**** Material for this exercise ****

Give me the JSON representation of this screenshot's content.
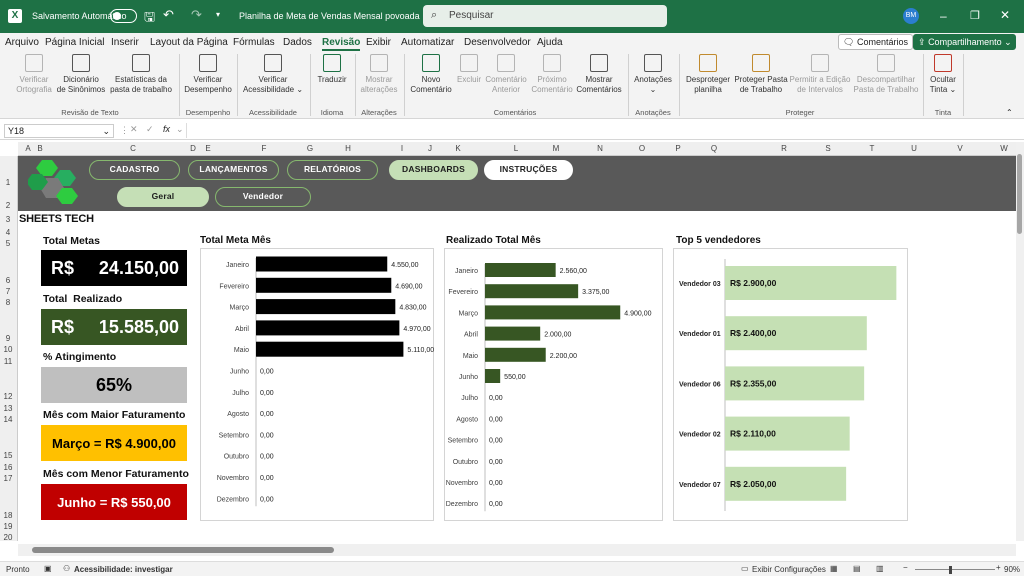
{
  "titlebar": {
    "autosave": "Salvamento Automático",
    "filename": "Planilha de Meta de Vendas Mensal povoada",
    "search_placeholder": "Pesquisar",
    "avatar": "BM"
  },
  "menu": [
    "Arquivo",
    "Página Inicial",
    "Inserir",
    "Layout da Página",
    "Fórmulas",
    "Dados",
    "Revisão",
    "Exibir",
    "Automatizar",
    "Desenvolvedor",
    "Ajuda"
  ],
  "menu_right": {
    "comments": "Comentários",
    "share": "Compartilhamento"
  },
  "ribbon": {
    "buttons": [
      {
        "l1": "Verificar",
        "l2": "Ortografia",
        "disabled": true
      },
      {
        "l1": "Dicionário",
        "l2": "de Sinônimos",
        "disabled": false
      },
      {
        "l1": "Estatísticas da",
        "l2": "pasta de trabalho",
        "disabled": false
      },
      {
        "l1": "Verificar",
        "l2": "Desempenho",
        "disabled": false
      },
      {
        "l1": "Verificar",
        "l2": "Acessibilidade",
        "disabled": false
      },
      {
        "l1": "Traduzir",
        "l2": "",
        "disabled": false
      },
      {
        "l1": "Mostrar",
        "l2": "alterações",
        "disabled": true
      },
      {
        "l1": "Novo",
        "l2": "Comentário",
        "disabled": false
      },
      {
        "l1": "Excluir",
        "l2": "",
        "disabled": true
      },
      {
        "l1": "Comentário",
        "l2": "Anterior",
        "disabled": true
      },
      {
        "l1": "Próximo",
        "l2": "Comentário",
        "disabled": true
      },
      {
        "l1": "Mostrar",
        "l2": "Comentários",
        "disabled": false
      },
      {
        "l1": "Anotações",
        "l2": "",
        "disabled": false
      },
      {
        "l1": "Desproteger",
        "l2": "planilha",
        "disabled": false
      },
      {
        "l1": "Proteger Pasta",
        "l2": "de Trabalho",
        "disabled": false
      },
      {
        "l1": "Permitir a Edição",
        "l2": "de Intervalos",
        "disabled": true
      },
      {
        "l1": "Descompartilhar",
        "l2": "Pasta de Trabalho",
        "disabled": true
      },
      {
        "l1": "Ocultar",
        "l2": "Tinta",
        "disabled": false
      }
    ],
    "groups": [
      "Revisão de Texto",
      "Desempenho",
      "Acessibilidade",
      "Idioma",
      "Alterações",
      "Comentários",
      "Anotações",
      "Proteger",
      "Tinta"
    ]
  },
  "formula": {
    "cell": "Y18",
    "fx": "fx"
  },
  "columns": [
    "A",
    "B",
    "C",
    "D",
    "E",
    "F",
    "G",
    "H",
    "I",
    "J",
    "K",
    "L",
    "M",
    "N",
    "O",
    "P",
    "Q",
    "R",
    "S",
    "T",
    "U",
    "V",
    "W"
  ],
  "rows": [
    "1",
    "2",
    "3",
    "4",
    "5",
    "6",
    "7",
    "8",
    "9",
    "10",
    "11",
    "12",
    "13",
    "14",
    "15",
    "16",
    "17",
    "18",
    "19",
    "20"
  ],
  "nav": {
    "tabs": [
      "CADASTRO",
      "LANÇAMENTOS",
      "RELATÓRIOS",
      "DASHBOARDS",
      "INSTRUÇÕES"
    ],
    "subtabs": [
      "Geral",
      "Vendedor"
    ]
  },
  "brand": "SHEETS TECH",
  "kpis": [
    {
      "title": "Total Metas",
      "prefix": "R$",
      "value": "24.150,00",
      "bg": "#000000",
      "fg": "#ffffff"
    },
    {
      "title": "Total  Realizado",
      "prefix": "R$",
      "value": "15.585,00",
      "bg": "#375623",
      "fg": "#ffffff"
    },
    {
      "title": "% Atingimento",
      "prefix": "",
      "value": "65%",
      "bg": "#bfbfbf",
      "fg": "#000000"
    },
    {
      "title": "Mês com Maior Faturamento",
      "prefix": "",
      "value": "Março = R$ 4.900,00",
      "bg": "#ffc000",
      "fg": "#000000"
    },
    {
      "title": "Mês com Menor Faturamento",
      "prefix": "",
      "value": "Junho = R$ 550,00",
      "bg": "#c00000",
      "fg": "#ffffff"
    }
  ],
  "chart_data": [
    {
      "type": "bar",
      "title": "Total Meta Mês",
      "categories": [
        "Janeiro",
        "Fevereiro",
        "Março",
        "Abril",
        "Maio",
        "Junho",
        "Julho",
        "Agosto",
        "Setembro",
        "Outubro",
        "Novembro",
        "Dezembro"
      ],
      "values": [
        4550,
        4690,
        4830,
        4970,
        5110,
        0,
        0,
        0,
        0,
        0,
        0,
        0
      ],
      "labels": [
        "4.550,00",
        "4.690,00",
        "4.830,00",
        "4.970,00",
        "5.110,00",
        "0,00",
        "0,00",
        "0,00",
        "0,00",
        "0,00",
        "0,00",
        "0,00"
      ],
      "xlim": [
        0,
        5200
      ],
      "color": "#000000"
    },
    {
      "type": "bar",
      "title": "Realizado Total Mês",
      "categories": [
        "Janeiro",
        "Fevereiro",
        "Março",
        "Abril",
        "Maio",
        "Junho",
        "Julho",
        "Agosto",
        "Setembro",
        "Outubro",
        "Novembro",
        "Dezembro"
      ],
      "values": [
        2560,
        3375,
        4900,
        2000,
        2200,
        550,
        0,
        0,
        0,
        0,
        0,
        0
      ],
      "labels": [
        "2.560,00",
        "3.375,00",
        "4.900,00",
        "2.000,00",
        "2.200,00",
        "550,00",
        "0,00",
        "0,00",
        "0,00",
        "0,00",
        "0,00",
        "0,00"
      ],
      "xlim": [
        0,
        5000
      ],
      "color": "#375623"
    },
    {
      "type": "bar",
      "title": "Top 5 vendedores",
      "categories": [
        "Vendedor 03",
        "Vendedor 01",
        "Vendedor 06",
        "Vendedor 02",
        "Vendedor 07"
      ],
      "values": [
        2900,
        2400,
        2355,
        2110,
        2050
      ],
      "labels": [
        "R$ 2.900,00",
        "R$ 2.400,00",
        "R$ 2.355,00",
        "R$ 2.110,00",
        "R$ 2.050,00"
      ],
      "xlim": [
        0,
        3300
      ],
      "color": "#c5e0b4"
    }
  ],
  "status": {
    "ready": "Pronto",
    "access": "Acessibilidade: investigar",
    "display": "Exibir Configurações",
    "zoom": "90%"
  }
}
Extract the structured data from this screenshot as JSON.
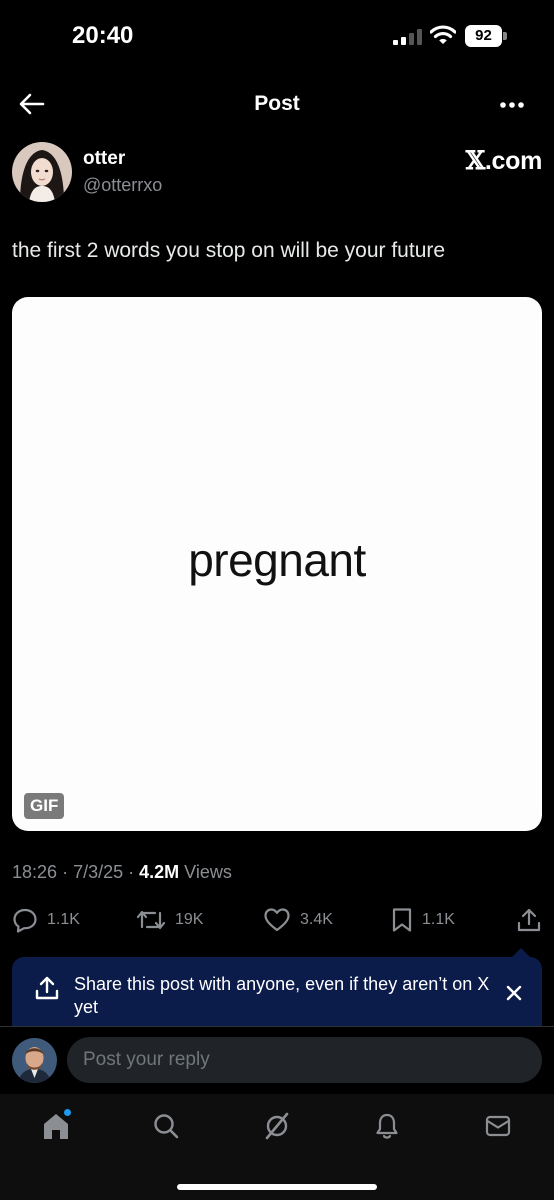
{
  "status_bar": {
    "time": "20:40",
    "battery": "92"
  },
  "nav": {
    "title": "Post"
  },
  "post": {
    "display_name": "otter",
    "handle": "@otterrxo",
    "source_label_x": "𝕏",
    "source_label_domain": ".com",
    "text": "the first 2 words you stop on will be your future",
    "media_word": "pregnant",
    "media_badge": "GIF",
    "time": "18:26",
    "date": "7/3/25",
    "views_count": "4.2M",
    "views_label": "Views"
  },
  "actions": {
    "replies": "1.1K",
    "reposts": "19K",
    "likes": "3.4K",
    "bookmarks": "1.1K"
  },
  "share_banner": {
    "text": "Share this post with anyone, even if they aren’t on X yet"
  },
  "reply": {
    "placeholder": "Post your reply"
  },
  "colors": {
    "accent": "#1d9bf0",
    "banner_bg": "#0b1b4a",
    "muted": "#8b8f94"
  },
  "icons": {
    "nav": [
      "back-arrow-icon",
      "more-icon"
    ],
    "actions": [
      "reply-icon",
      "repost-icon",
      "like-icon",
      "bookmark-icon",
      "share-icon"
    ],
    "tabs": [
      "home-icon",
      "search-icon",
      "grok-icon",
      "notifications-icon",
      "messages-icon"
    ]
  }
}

****

Work to complete: Beginning with the line that contains "Extract the structured", repeat every remaining line of the data exactly, the last line included, and omit pictures.

Reply:
Extract the structured data from this screenshot as JSON.
{
  "status_bar": {
    "time": "20:40",
    "battery": "92"
  },
  "nav": {
    "title": "Post"
  },
  "post": {
    "display_name": "otter",
    "handle": "@otterrxo",
    "source_label_x": "𝕏",
    "source_label_domain": ".com",
    "text": "the first 2 words you stop on will be your future",
    "media_word": "pregnant",
    "media_badge": "GIF",
    "time": "18:26",
    "date": "7/3/25",
    "views_count": "4.2M",
    "views_label": "Views"
  },
  "actions": {
    "replies": "1.1K",
    "reposts": "19K",
    "likes": "3.4K",
    "bookmarks": "1.1K"
  },
  "share_banner": {
    "text": "Share this post with anyone, even if they aren’t on X yet"
  },
  "reply": {
    "placeholder": "Post your reply"
  },
  "colors": {
    "accent": "#1d9bf0",
    "banner_bg": "#0b1b4a",
    "muted": "#8b8f94"
  },
  "icons": {
    "nav": [
      "back-arrow-icon",
      "more-icon"
    ],
    "actions": [
      "reply-icon",
      "repost-icon",
      "like-icon",
      "bookmark-icon",
      "share-icon"
    ],
    "tabs": [
      "home-icon",
      "search-icon",
      "grok-icon",
      "notifications-icon",
      "messages-icon"
    ]
  }
}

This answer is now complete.